Rows from a dataset
==========

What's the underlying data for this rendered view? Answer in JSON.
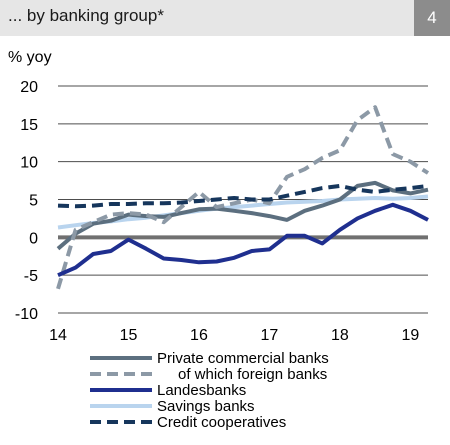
{
  "header": {
    "title": "... by banking group*",
    "badge": "4"
  },
  "chart_data": {
    "type": "line",
    "ylabel": "% yoy",
    "ylim": [
      -10,
      20
    ],
    "yticks": [
      -10,
      -5,
      0,
      5,
      10,
      15,
      20
    ],
    "xlim": [
      14,
      19.25
    ],
    "xticks": [
      14,
      15,
      16,
      17,
      18,
      19
    ],
    "grid": "horizontal",
    "legend": "bottom",
    "series": [
      {
        "name": "Private commercial banks",
        "color": "#5c6f7f",
        "style": "solid",
        "x": [
          14,
          14.25,
          14.5,
          14.75,
          15,
          15.25,
          15.5,
          15.75,
          16,
          16.25,
          16.5,
          16.75,
          17,
          17.25,
          17.5,
          17.75,
          18,
          18.25,
          18.5,
          18.75,
          19,
          19.25
        ],
        "values": [
          -1.5,
          0.5,
          1.8,
          2.2,
          3.0,
          2.8,
          2.7,
          3.2,
          3.7,
          3.8,
          3.5,
          3.2,
          2.8,
          2.3,
          3.5,
          4.2,
          5.0,
          6.8,
          7.2,
          6.2,
          5.8,
          6.3
        ]
      },
      {
        "name": "of which foreign banks",
        "color": "#8c99a6",
        "style": "dashed",
        "x": [
          14,
          14.25,
          14.5,
          14.75,
          15,
          15.25,
          15.5,
          15.75,
          16,
          16.25,
          16.5,
          16.75,
          17,
          17.25,
          17.5,
          17.75,
          18,
          18.25,
          18.5,
          18.75,
          19,
          19.25
        ],
        "values": [
          -6.8,
          1.0,
          2.0,
          3.0,
          3.2,
          3.0,
          2.0,
          4.0,
          6.0,
          4.0,
          4.5,
          5.0,
          4.5,
          8.0,
          9.0,
          10.5,
          11.5,
          15.5,
          17.2,
          11.0,
          10.0,
          8.5
        ]
      },
      {
        "name": "Landesbanks",
        "color": "#1f2f8f",
        "style": "solid",
        "x": [
          14,
          14.25,
          14.5,
          14.75,
          15,
          15.25,
          15.5,
          15.75,
          16,
          16.25,
          16.5,
          16.75,
          17,
          17.25,
          17.5,
          17.75,
          18,
          18.25,
          18.5,
          18.75,
          19,
          19.25
        ],
        "values": [
          -5.0,
          -4.0,
          -2.2,
          -1.8,
          -0.3,
          -1.5,
          -2.8,
          -3.0,
          -3.3,
          -3.2,
          -2.7,
          -1.8,
          -1.6,
          0.2,
          0.2,
          -0.8,
          1.0,
          2.5,
          3.5,
          4.3,
          3.5,
          2.3
        ]
      },
      {
        "name": "Savings banks",
        "color": "#b9d4ee",
        "style": "solid",
        "x": [
          14,
          14.25,
          14.5,
          14.75,
          15,
          15.25,
          15.5,
          15.75,
          16,
          16.25,
          16.5,
          16.75,
          17,
          17.25,
          17.5,
          17.75,
          18,
          18.25,
          18.5,
          18.75,
          19,
          19.25
        ],
        "values": [
          1.3,
          1.6,
          1.9,
          2.1,
          2.4,
          2.6,
          2.9,
          3.2,
          3.5,
          3.8,
          4.0,
          4.2,
          4.4,
          4.6,
          4.7,
          4.8,
          5.0,
          5.1,
          5.2,
          5.1,
          5.2,
          5.4
        ]
      },
      {
        "name": "Credit cooperatives",
        "color": "#16365c",
        "style": "dashed",
        "x": [
          14,
          14.25,
          14.5,
          14.75,
          15,
          15.25,
          15.5,
          15.75,
          16,
          16.25,
          16.5,
          16.75,
          17,
          17.25,
          17.5,
          17.75,
          18,
          18.25,
          18.5,
          18.75,
          19,
          19.25
        ],
        "values": [
          4.2,
          4.1,
          4.2,
          4.4,
          4.4,
          4.5,
          4.5,
          4.6,
          4.8,
          5.0,
          5.2,
          5.0,
          5.0,
          5.5,
          6.0,
          6.5,
          6.8,
          6.3,
          6.0,
          6.3,
          6.5,
          6.8
        ]
      }
    ]
  }
}
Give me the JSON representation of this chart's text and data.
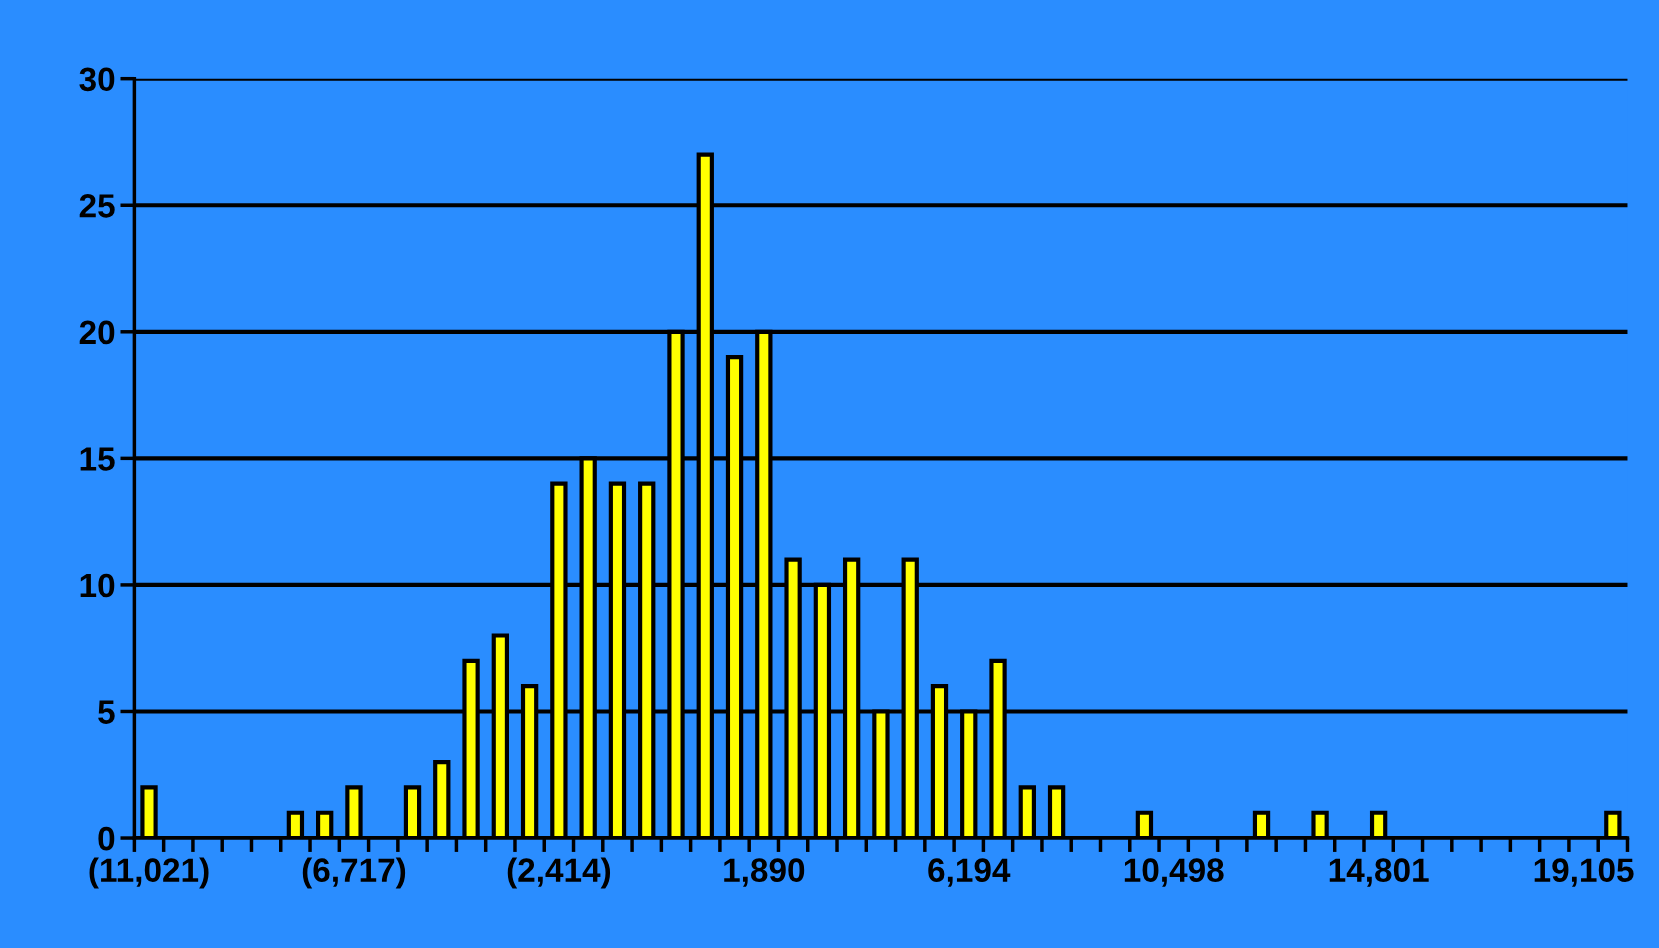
{
  "chart_data": {
    "type": "bar",
    "categories": [
      "(11,021)",
      null,
      null,
      null,
      null,
      null,
      null,
      "(6,717)",
      null,
      null,
      null,
      null,
      null,
      null,
      "(2,414)",
      null,
      null,
      null,
      null,
      null,
      null,
      "1,890",
      null,
      null,
      null,
      null,
      null,
      null,
      "6,194",
      null,
      null,
      null,
      null,
      null,
      null,
      "10,498",
      null,
      null,
      null,
      null,
      null,
      null,
      "14,801",
      null,
      null,
      null,
      null,
      null,
      null,
      "19,105",
      null
    ],
    "values": [
      2,
      0,
      0,
      0,
      0,
      1,
      1,
      2,
      0,
      2,
      3,
      7,
      8,
      6,
      14,
      15,
      14,
      14,
      20,
      27,
      19,
      20,
      11,
      10,
      11,
      5,
      11,
      6,
      5,
      7,
      2,
      2,
      0,
      0,
      1,
      0,
      0,
      0,
      1,
      0,
      1,
      0,
      1,
      0,
      0,
      0,
      0,
      0,
      0,
      0,
      1
    ],
    "color": "#ffff00",
    "ylim": [
      0,
      30
    ],
    "yticks": [
      0,
      5,
      10,
      15,
      20,
      25,
      30
    ],
    "grid": "y",
    "legend": false
  }
}
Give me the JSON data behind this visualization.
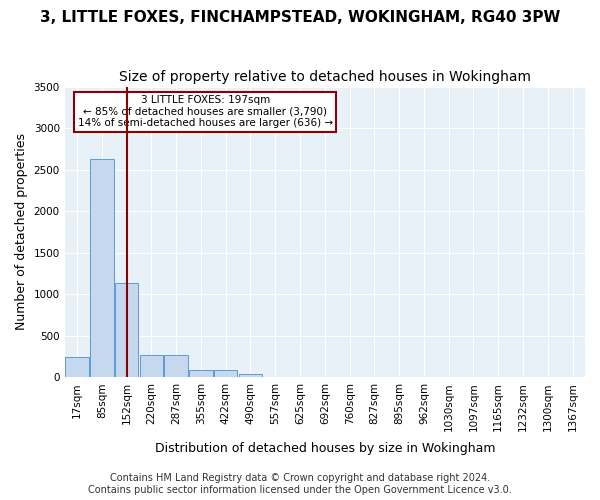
{
  "title": "3, LITTLE FOXES, FINCHAMPSTEAD, WOKINGHAM, RG40 3PW",
  "subtitle": "Size of property relative to detached houses in Wokingham",
  "xlabel": "Distribution of detached houses by size in Wokingham",
  "ylabel": "Number of detached properties",
  "footer_line1": "Contains HM Land Registry data © Crown copyright and database right 2024.",
  "footer_line2": "Contains public sector information licensed under the Open Government Licence v3.0.",
  "bin_labels": [
    "17sqm",
    "85sqm",
    "152sqm",
    "220sqm",
    "287sqm",
    "355sqm",
    "422sqm",
    "490sqm",
    "557sqm",
    "625sqm",
    "692sqm",
    "760sqm",
    "827sqm",
    "895sqm",
    "962sqm",
    "1030sqm",
    "1097sqm",
    "1165sqm",
    "1232sqm",
    "1300sqm",
    "1367sqm"
  ],
  "bar_heights": [
    250,
    2630,
    1140,
    265,
    265,
    90,
    90,
    45,
    0,
    0,
    0,
    0,
    0,
    0,
    0,
    0,
    0,
    0,
    0,
    0,
    0
  ],
  "bar_color": "#c5d8ed",
  "bar_edge_color": "#5b9bd5",
  "property_line_x": 2.0,
  "property_line_color": "#8b0000",
  "annotation_text_line1": "3 LITTLE FOXES: 197sqm",
  "annotation_text_line2": "← 85% of detached houses are smaller (3,790)",
  "annotation_text_line3": "14% of semi-detached houses are larger (636) →",
  "annotation_box_color": "#ffffff",
  "annotation_box_edge_color": "#8b0000",
  "ylim": [
    0,
    3500
  ],
  "yticks": [
    0,
    500,
    1000,
    1500,
    2000,
    2500,
    3000,
    3500
  ],
  "background_color": "#e8f0f8",
  "grid_color": "#ffffff",
  "title_fontsize": 11,
  "subtitle_fontsize": 10,
  "axis_label_fontsize": 9,
  "tick_fontsize": 7.5,
  "footer_fontsize": 7
}
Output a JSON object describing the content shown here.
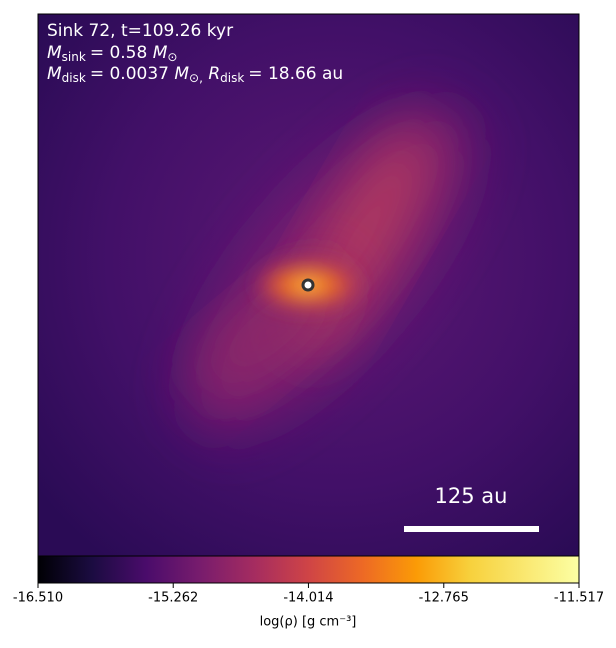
{
  "chart_data": {
    "type": "density-map",
    "annotation": {
      "title": "Sink 72, t=109.26 kyr",
      "sink_mass": {
        "symbol": "M",
        "subscript": "sink",
        "value": "= 0.58",
        "unit": "M",
        "unit_subscript": "⊙"
      },
      "disk": {
        "symbol": "M",
        "subscript": "disk",
        "value": "= 0.0037",
        "unit": "M",
        "unit_subscript": "⊙,",
        "radius_symbol": "R",
        "radius_subscript": "disk",
        "radius_value": "= 18.66 au"
      }
    },
    "scale_bar": "125 au",
    "colorbar": {
      "label": "log(ρ) [g cm⁻³]",
      "colormap": "inferno",
      "clim": [
        -16.51,
        -11.517
      ],
      "ticks": [
        {
          "value": -16.51,
          "label": "-16.510"
        },
        {
          "value": -15.262,
          "label": "-15.262"
        },
        {
          "value": -14.014,
          "label": "-14.014"
        },
        {
          "value": -12.765,
          "label": "-12.765"
        },
        {
          "value": -11.517,
          "label": "-11.517"
        }
      ]
    }
  }
}
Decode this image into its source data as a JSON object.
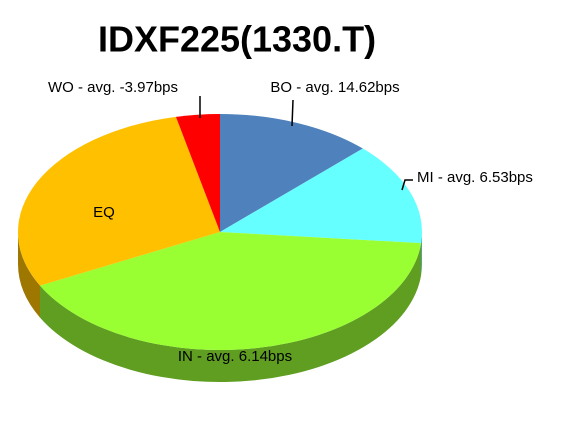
{
  "chart_data": {
    "type": "pie",
    "title": "IDXF225(1330.T)",
    "categories": [
      "BO - avg. 14.62bps",
      "MI - avg. 6.53bps",
      "IN - avg. 6.14bps",
      "EQ",
      "WO - avg. -3.97bps"
    ],
    "values": [
      12.5,
      14,
      41,
      29,
      3.5
    ],
    "colors": [
      "#4f81bd",
      "#66ffff",
      "#99ff33",
      "#ffc000",
      "#ff0000"
    ]
  }
}
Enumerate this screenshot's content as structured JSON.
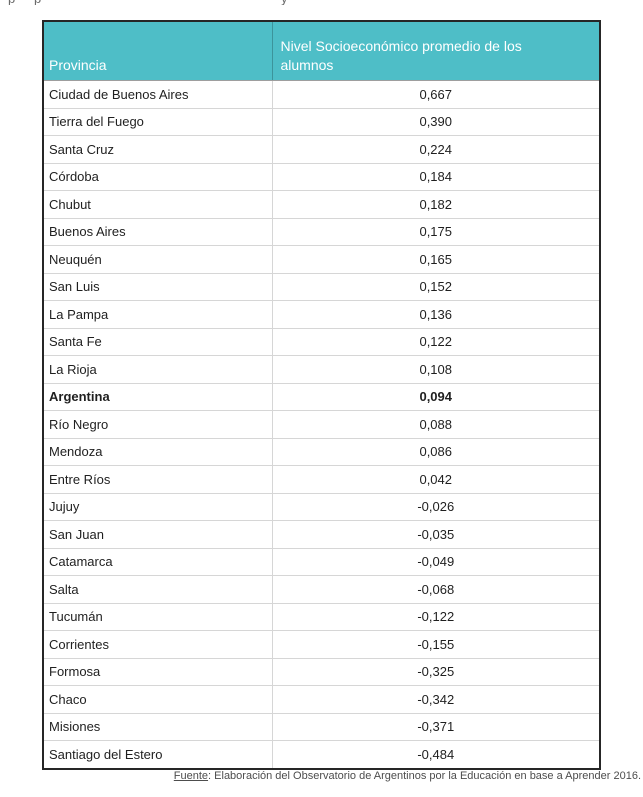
{
  "page": {
    "top_clipped_fragments": [
      "p",
      "p",
      "y"
    ]
  },
  "table": {
    "header": {
      "col1": "Provincia",
      "col2": "Nivel Socioeconómico promedio de los alumnos"
    },
    "rows": [
      {
        "province": "Ciudad de Buenos Aires",
        "value": "0,667",
        "bold": false
      },
      {
        "province": "Tierra del Fuego",
        "value": "0,390",
        "bold": false
      },
      {
        "province": "Santa Cruz",
        "value": "0,224",
        "bold": false
      },
      {
        "province": "Córdoba",
        "value": "0,184",
        "bold": false
      },
      {
        "province": "Chubut",
        "value": "0,182",
        "bold": false
      },
      {
        "province": "Buenos Aires",
        "value": "0,175",
        "bold": false
      },
      {
        "province": "Neuquén",
        "value": "0,165",
        "bold": false
      },
      {
        "province": "San Luis",
        "value": "0,152",
        "bold": false
      },
      {
        "province": "La Pampa",
        "value": "0,136",
        "bold": false
      },
      {
        "province": "Santa Fe",
        "value": "0,122",
        "bold": false
      },
      {
        "province": "La Rioja",
        "value": "0,108",
        "bold": false
      },
      {
        "province": "Argentina",
        "value": "0,094",
        "bold": true
      },
      {
        "province": "Río Negro",
        "value": "0,088",
        "bold": false
      },
      {
        "province": "Mendoza",
        "value": "0,086",
        "bold": false
      },
      {
        "province": "Entre Ríos",
        "value": "0,042",
        "bold": false
      },
      {
        "province": "Jujuy",
        "value": "-0,026",
        "bold": false
      },
      {
        "province": "San Juan",
        "value": "-0,035",
        "bold": false
      },
      {
        "province": "Catamarca",
        "value": "-0,049",
        "bold": false
      },
      {
        "province": "Salta",
        "value": "-0,068",
        "bold": false
      },
      {
        "province": "Tucumán",
        "value": "-0,122",
        "bold": false
      },
      {
        "province": "Corrientes",
        "value": "-0,155",
        "bold": false
      },
      {
        "province": "Formosa",
        "value": "-0,325",
        "bold": false
      },
      {
        "province": "Chaco",
        "value": "-0,342",
        "bold": false
      },
      {
        "province": "Misiones",
        "value": "-0,371",
        "bold": false
      },
      {
        "province": "Santiago del Estero",
        "value": "-0,484",
        "bold": false
      }
    ]
  },
  "footer": {
    "source_label": "Fuente",
    "source_text": ": Elaboración del Observatorio de Argentinos por la Educación en base a Aprender 2016."
  },
  "colors": {
    "header_bg": "#4EBEC7",
    "header_text": "#FFFFFF",
    "outer_border": "#262626",
    "inner_border": "#D6D6D6",
    "body_text": "#1F1F1F",
    "footer_text": "#4D4D4D"
  }
}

==========

■ AIM OF THE EXERCISE ■
Copy all lines in the listing above where the string "object" appears.

■ COMPLETE ANSWER ■
Output a JSON object describing the content shown here.
Decode this image into its source data as a JSON object.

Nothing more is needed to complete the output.